[Text shown Boundary: Start]

The project I worked on at West Corporation was moving all the call logging off of the mainframe onto SQL Server. If you don't know, West Corporation is a telemarketing firm, so call logging in kind of a big deal.
Like any major project, there was some natural resistance to change. There were a number of developers who were comfortable writing COBOL based programs to access the data and generate reports. Switching from COBOL to .NET is a quite a shift. Yes you could write COBOL.NET. I can also drive my car with my knees, that doesn't make either one of them a good idea.
A lot of cheese was being moved. Fear was expected.
Okay, keep that all in mind. I was the one driving change in the above story.
Last year Google announced the latest version of Angular would work primarily with TypeScript.
The funny thing is, I reacted almost the exact same way as the COBOL developers did when confronted with .NET. I didn't like it. It is a completely new language.
Darn kids, get off my lawn.
It was so weird being on the other end of the conversation. Back when I worked at West, I couldn't fathom how anyone would not want to improve themselves. Now I was guilty of doing the exact same thing.
What is even more funny is I have been working in .NET since 2004. .NET does the exact same thing as TypeScript. It compiles the C#/VB.NET into an MSIL which is then compiled into native machine language at run time. Is it just as fast as assembly or even C++? No, but it is darn close.
What was my fear?
I had reached the age when I felt my brain was full of enough programming languages. Why include another one? I'm old enough, I don't want to learn anything new dagnabit.
If I want to stay relevant to my profession then I need to realize there is no such thing as enough. I have to always adapt to the latest languages so I can make sure I am an asset to my company and quite frankly to the development community in general.
In other words, I am in the process of learning TypeScript and Angular2. Is it hard? Yes and no. Tutorials help, and I have a wealth of knowledge in my own brain to help, but it is just different enough I have to learn the quirks. But in the end, that is what makes software development so exciting, it all changes very quickly.

[Text shown Boundary: End]
[Provided information Boundary: Start]

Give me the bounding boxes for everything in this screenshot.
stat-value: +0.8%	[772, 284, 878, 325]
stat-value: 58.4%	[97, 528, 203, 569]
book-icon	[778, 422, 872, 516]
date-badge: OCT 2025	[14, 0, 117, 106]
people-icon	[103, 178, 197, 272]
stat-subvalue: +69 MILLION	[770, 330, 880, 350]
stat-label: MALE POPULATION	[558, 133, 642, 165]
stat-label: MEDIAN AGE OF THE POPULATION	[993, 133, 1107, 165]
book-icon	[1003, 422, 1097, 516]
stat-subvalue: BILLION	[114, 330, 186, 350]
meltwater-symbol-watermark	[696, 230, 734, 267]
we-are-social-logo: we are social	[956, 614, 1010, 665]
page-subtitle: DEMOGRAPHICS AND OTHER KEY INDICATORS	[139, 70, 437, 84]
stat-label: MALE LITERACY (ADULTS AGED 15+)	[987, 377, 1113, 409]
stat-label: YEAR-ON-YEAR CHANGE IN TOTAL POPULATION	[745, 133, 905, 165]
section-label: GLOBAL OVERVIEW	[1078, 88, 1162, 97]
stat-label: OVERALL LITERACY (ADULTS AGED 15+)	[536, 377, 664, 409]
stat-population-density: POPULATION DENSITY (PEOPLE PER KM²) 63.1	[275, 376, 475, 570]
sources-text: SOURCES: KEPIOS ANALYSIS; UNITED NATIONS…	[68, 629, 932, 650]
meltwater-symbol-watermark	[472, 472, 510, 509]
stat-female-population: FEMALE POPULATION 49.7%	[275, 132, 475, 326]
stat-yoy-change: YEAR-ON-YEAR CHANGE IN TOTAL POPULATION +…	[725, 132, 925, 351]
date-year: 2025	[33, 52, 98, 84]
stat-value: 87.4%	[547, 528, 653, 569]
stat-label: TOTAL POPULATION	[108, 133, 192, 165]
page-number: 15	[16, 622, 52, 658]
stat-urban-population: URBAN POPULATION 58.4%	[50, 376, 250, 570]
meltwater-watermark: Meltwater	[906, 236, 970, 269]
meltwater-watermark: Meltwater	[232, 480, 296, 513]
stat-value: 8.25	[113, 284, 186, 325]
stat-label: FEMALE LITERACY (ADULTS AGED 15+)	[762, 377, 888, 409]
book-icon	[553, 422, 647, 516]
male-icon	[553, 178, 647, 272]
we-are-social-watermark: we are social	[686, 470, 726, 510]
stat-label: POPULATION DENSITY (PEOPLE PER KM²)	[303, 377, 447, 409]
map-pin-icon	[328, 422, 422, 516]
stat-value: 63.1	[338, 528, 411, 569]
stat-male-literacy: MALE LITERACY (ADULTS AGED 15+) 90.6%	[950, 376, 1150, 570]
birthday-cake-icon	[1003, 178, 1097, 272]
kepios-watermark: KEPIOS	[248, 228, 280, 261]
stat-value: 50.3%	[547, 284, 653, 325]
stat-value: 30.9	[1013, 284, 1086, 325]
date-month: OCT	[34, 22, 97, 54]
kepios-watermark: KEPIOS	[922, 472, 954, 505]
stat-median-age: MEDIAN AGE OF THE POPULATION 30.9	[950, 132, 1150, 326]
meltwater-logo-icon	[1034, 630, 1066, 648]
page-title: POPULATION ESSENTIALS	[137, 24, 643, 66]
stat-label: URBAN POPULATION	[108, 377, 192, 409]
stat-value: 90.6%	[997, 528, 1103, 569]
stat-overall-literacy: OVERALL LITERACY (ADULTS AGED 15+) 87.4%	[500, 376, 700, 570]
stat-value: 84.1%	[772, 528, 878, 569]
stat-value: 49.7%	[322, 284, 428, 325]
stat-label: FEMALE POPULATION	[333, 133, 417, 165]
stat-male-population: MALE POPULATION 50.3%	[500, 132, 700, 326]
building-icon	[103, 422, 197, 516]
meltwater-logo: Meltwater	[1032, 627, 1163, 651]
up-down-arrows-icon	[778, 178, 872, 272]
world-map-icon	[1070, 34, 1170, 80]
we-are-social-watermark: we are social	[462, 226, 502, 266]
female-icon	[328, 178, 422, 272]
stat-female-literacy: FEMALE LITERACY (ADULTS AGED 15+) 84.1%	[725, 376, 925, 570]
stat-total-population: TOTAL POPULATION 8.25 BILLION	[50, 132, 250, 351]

[Provided information Boundary: End]

--- Problem set ---
(A) Answer these questions about the TypeScript post:
(i) What was the project at West Corporation moving off the mainframe, and onto what?
(ii) Since what year has the writer been working in .NET?
(iii) What two things does the writer say they are in the process of learning?
(B) Rewrite the TypeScript post from "Like any major" to "a good idea.", substituting "programmers" for "developers".
None of the data is needed here.

--- Response list ---
(A)
(i) All the call logging, onto SQL Server.
(ii) 2004.
(iii) TypeScript and Angular2.

(B)
Like any major project, there was some natural resistance to change. There were a number of programmers who were comfortable writing COBOL based programs to access the data and generate reports. Switching from COBOL to .NET is a quite a shift. Yes you could write COBOL.NET. I can also drive my car with my knees, that doesn't make either one of them a good idea.